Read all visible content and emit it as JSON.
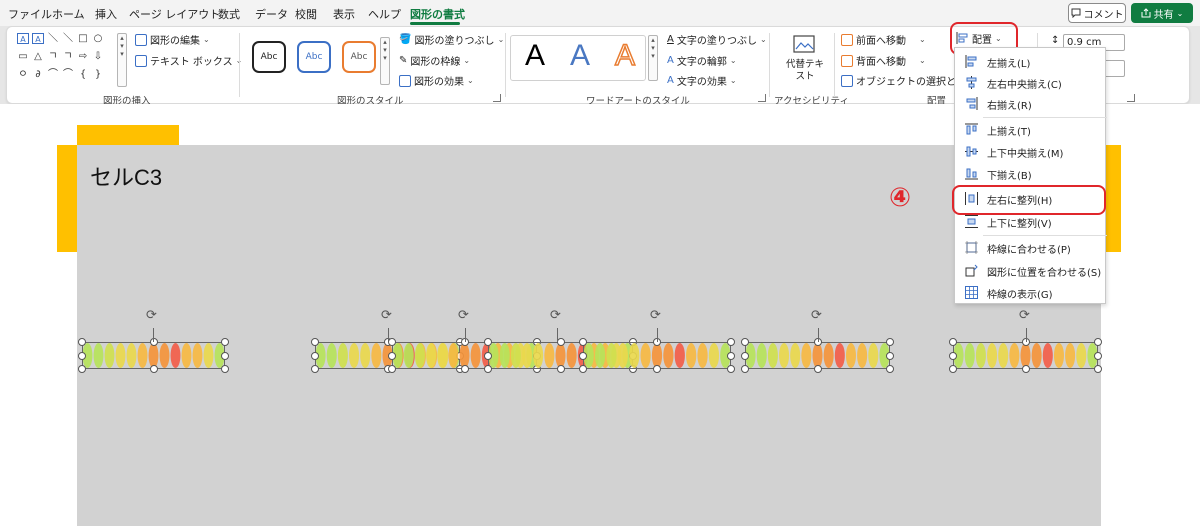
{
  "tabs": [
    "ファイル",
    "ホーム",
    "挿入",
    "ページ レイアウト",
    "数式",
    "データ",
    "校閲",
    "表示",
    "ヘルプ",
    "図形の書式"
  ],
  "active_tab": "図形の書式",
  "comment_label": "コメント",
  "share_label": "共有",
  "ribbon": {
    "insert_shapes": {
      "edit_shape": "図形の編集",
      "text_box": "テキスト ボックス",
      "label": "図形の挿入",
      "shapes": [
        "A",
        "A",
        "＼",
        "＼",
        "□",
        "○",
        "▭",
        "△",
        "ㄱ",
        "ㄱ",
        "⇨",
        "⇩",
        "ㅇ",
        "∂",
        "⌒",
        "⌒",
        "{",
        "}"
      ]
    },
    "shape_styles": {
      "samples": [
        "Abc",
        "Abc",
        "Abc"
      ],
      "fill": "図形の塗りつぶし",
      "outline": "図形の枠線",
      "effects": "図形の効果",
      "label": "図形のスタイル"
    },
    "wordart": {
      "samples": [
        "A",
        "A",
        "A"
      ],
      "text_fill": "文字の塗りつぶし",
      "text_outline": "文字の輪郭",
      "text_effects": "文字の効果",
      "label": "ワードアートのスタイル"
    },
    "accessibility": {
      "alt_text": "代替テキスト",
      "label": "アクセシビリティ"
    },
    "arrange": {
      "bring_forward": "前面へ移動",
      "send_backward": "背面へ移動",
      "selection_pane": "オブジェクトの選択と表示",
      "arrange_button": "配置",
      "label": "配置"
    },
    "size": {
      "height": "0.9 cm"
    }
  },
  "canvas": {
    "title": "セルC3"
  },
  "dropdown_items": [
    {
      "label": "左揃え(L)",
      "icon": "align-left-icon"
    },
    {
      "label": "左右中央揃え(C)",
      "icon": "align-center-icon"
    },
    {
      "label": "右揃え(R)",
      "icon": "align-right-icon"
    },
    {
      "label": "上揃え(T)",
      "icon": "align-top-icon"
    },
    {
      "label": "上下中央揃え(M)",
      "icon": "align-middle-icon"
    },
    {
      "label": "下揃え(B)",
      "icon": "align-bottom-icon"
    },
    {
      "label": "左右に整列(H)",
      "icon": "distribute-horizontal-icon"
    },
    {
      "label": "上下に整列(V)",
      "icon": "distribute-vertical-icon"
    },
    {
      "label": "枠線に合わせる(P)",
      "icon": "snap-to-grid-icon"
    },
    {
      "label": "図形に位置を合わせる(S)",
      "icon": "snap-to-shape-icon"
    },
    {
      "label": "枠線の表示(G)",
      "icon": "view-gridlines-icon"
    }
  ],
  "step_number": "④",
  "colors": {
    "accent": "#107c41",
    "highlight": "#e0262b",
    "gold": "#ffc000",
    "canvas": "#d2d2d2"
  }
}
· · · · · · ·
**INSTRUCTIONS TO FOLLOW:** Retype the listing exactly. Pictures do not belong in the copy.

**TASK RESPONSE:**
Read all visible content and emit it as JSON.
{
  "tabs": [
    "ファイル",
    "ホーム",
    "挿入",
    "ページ レイアウト",
    "数式",
    "データ",
    "校閲",
    "表示",
    "ヘルプ",
    "図形の書式"
  ],
  "active_tab": "図形の書式",
  "comment_label": "コメント",
  "share_label": "共有",
  "ribbon": {
    "insert_shapes": {
      "edit_shape": "図形の編集",
      "text_box": "テキスト ボックス",
      "label": "図形の挿入",
      "shapes": [
        "A",
        "A",
        "＼",
        "＼",
        "□",
        "○",
        "▭",
        "△",
        "ㄱ",
        "ㄱ",
        "⇨",
        "⇩",
        "ㅇ",
        "∂",
        "⌒",
        "⌒",
        "{",
        "}"
      ]
    },
    "shape_styles": {
      "samples": [
        "Abc",
        "Abc",
        "Abc"
      ],
      "fill": "図形の塗りつぶし",
      "outline": "図形の枠線",
      "effects": "図形の効果",
      "label": "図形のスタイル"
    },
    "wordart": {
      "samples": [
        "A",
        "A",
        "A"
      ],
      "text_fill": "文字の塗りつぶし",
      "text_outline": "文字の輪郭",
      "text_effects": "文字の効果",
      "label": "ワードアートのスタイル"
    },
    "accessibility": {
      "alt_text": "代替テキスト",
      "label": "アクセシビリティ"
    },
    "arrange": {
      "bring_forward": "前面へ移動",
      "send_backward": "背面へ移動",
      "selection_pane": "オブジェクトの選択と表示",
      "arrange_button": "配置",
      "label": "配置"
    },
    "size": {
      "height": "0.9 cm"
    }
  },
  "canvas": {
    "title": "セルC3"
  },
  "dropdown_items": [
    {
      "label": "左揃え(L)",
      "icon": "align-left-icon"
    },
    {
      "label": "左右中央揃え(C)",
      "icon": "align-center-icon"
    },
    {
      "label": "右揃え(R)",
      "icon": "align-right-icon"
    },
    {
      "label": "上揃え(T)",
      "icon": "align-top-icon"
    },
    {
      "label": "上下中央揃え(M)",
      "icon": "align-middle-icon"
    },
    {
      "label": "下揃え(B)",
      "icon": "align-bottom-icon"
    },
    {
      "label": "左右に整列(H)",
      "icon": "distribute-horizontal-icon"
    },
    {
      "label": "上下に整列(V)",
      "icon": "distribute-vertical-icon"
    },
    {
      "label": "枠線に合わせる(P)",
      "icon": "snap-to-grid-icon"
    },
    {
      "label": "図形に位置を合わせる(S)",
      "icon": "snap-to-shape-icon"
    },
    {
      "label": "枠線の表示(G)",
      "icon": "view-gridlines-icon"
    }
  ],
  "step_number": "④",
  "colors": {
    "accent": "#107c41",
    "highlight": "#e0262b",
    "gold": "#ffc000",
    "canvas": "#d2d2d2"
  }
}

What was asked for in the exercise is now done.